─── Dataset ───
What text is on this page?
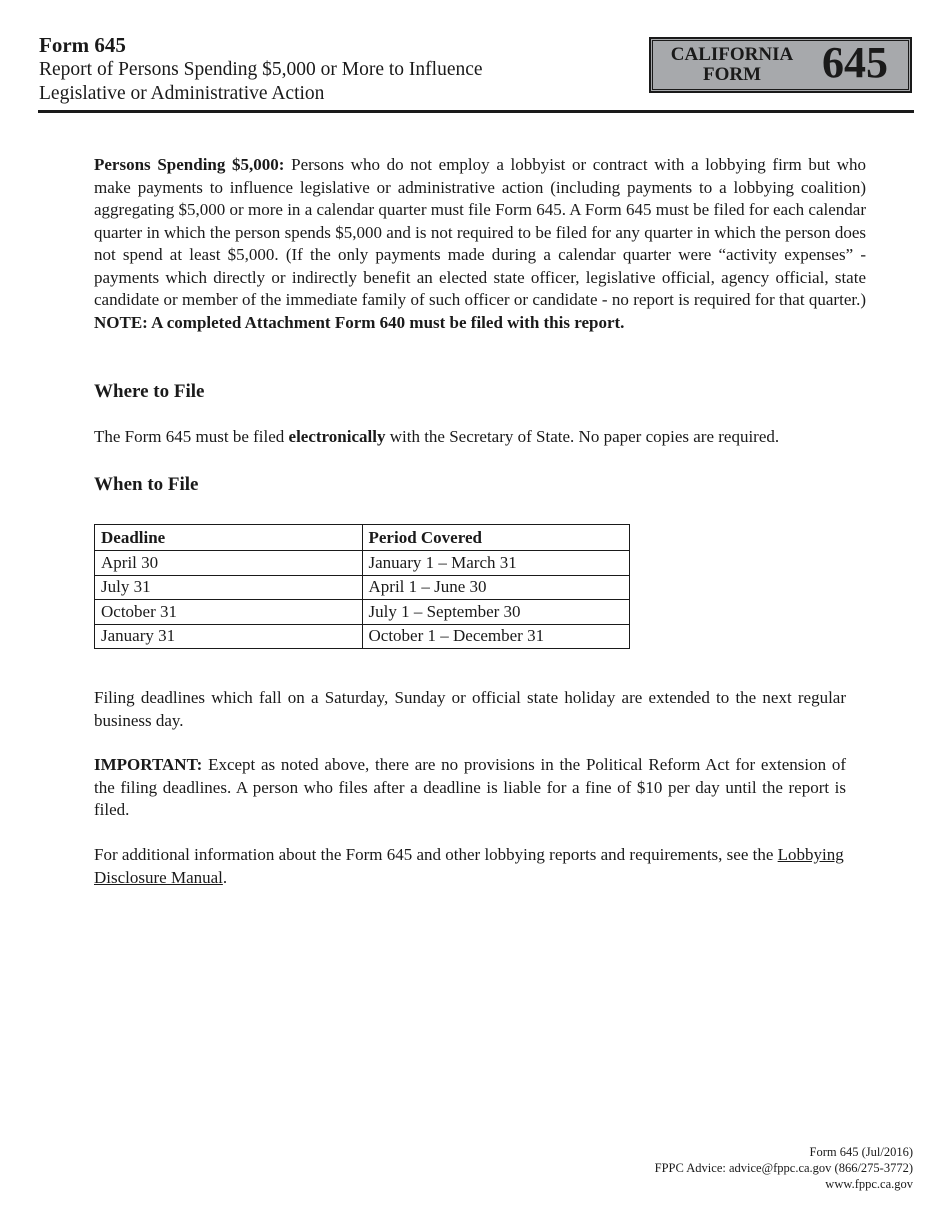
Form 645
Report of Persons Spending $5,000 or More to Influence
Legislative or Administrative Action
CALIFORNIA
FORM	645

Persons Spending $5,000: Persons who do not employ a lobbyist or contract with a lobbying firm but who make payments to influence legislative or administrative action (including payments to a lobbying coalition) aggregating $5,000 or more in a calendar quarter must file Form 645. A Form 645 must be filed for each calendar quarter in which the person spends $5,000 and is not required to be filed for any quarter in which the person does not spend at least $5,000. (If the only payments made during a calendar quarter were “activity expenses” - payments which directly or indirectly benefit an elected state officer, legislative official, agency official, state candidate or member of the immediate family of such officer or candidate - no report is required for that quarter.) NOTE: A completed Attachment Form 640 must be filed with this report.

Where to File

The Form 645 must be filed electronically with the Secretary of State. No paper copies are required.

When to File
Deadline	Period Covered
April 30	January 1 – March 31
July 31	April 1 – June 30
October 31	July 1 – September 30
January 31	October 1 – December 31

Filing deadlines which fall on a Saturday, Sunday or official state holiday are extended to the next regular business day.

IMPORTANT: Except as noted above, there are no provisions in the Political Reform Act for extension of the filing deadlines. A person who files after a deadline is liable for a fine of $10 per day until the report is filed.

For additional information about the Form 645 and other lobbying reports and requirements, see the Lobbying Disclosure Manual.

Form 645 (Jul/2016)
FPPC Advice: advice@fppc.ca.gov (866/275-3772)
www.fppc.ca.gov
───
Reproduce every line above as written, skipping pictures.

What text is on this page?
Form 645
Report of Persons Spending $5,000 or More to Influence
Legislative or Administrative Action
CALIFORNIA
FORM	645

Persons Spending $5,000: Persons who do not employ a lobbyist or contract with a lobbying firm but who make payments to influence legislative or administrative action (including payments to a lobbying coalition) aggregating $5,000 or more in a calendar quarter must file Form 645. A Form 645 must be filed for each calendar quarter in which the person spends $5,000 and is not required to be filed for any quarter in which the person does not spend at least $5,000. (If the only payments made during a calendar quarter were “activity expenses” - payments which directly or indirectly benefit an elected state officer, legislative official, agency official, state candidate or member of the immediate family of such officer or candidate - no report is required for that quarter.) NOTE: A completed Attachment Form 640 must be filed with this report.

Where to File

The Form 645 must be filed electronically with the Secretary of State. No paper copies are required.

When to File
Deadline	Period Covered
April 30	January 1 – March 31
July 31	April 1 – June 30
October 31	July 1 – September 30
January 31	October 1 – December 31

Filing deadlines which fall on a Saturday, Sunday or official state holiday are extended to the next regular business day.

IMPORTANT: Except as noted above, there are no provisions in the Political Reform Act for extension of the filing deadlines. A person who files after a deadline is liable for a fine of $10 per day until the report is filed.

For additional information about the Form 645 and other lobbying reports and requirements, see the Lobbying Disclosure Manual.

Form 645 (Jul/2016)
FPPC Advice: advice@fppc.ca.gov (866/275-3772)
www.fppc.ca.gov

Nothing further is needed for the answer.